-- Begin RECORDED DATA --
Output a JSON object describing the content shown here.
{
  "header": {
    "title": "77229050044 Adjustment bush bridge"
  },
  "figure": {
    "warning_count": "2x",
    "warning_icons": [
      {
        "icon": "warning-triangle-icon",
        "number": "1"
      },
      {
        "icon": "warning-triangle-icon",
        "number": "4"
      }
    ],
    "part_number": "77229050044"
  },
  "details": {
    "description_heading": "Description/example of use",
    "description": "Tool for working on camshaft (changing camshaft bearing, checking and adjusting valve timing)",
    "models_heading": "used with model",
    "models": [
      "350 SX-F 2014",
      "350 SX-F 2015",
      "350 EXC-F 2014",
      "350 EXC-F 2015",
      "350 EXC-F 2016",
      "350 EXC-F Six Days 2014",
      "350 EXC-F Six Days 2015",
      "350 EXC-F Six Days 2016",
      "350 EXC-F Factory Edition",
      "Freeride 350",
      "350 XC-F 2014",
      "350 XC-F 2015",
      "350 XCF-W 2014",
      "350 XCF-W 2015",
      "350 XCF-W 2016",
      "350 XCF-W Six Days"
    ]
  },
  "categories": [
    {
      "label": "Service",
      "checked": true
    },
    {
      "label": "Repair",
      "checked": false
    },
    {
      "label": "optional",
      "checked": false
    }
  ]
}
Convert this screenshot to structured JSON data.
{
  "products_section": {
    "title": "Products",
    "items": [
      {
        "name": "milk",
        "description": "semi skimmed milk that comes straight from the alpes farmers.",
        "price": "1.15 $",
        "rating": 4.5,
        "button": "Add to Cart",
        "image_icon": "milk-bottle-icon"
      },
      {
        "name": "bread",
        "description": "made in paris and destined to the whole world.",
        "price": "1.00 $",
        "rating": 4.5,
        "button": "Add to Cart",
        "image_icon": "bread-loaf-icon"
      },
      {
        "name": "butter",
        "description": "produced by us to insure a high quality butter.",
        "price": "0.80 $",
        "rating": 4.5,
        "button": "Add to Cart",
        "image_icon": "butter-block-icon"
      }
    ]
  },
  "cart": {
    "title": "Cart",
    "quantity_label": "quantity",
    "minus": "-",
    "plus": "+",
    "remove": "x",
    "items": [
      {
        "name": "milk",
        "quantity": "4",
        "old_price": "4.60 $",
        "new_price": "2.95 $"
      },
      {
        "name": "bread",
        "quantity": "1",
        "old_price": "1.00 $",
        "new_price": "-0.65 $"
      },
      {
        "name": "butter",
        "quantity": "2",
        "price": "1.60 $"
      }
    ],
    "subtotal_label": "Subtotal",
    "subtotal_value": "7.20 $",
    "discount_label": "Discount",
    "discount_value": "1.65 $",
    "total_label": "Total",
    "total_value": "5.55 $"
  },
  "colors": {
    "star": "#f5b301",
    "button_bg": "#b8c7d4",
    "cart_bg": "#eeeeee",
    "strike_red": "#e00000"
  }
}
-- End RECORDED DATA --
Review the material and copy each line in which the word "milk" appears.

#### COMPLETE ANSWER:
        "name": "milk",
        "description": "semi skimmed milk that comes straight from the alpes farmers.",
        "image_icon": "milk-bottle-icon"
        "name": "milk",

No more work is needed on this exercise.